--- START Given records ---
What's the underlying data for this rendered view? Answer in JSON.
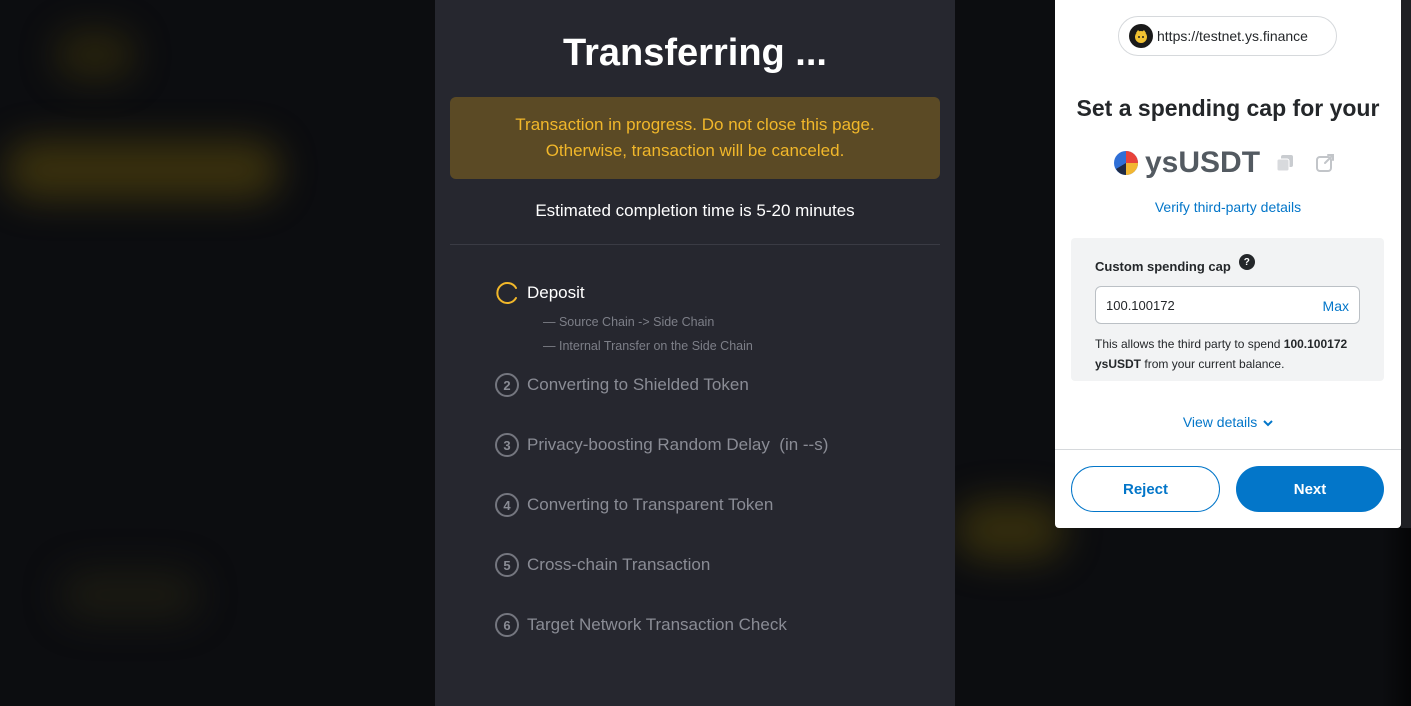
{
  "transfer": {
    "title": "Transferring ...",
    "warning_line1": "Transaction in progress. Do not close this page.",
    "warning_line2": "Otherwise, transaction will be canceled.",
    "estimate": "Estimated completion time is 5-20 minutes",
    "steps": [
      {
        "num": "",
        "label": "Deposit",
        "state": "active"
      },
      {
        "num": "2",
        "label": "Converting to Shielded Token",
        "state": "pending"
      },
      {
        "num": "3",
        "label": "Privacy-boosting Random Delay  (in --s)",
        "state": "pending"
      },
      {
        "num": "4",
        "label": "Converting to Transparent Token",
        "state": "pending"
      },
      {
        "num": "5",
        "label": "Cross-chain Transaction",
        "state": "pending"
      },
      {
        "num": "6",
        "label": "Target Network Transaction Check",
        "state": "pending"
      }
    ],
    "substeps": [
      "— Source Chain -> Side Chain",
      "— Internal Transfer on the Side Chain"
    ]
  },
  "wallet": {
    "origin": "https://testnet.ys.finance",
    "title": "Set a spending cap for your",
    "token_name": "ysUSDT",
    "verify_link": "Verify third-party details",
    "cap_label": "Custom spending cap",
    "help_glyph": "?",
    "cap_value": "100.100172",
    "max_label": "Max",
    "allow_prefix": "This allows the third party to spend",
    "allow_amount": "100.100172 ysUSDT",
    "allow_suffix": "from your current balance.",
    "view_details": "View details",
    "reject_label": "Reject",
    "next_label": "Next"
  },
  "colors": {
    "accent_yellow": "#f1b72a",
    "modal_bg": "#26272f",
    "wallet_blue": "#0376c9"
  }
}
--- END Given records ---
Direction: Identify and extract each line of the listing that contains "spending".

Solution to the problem:
    "title": "Set a spending cap for your",
    "cap_label": "Custom spending cap",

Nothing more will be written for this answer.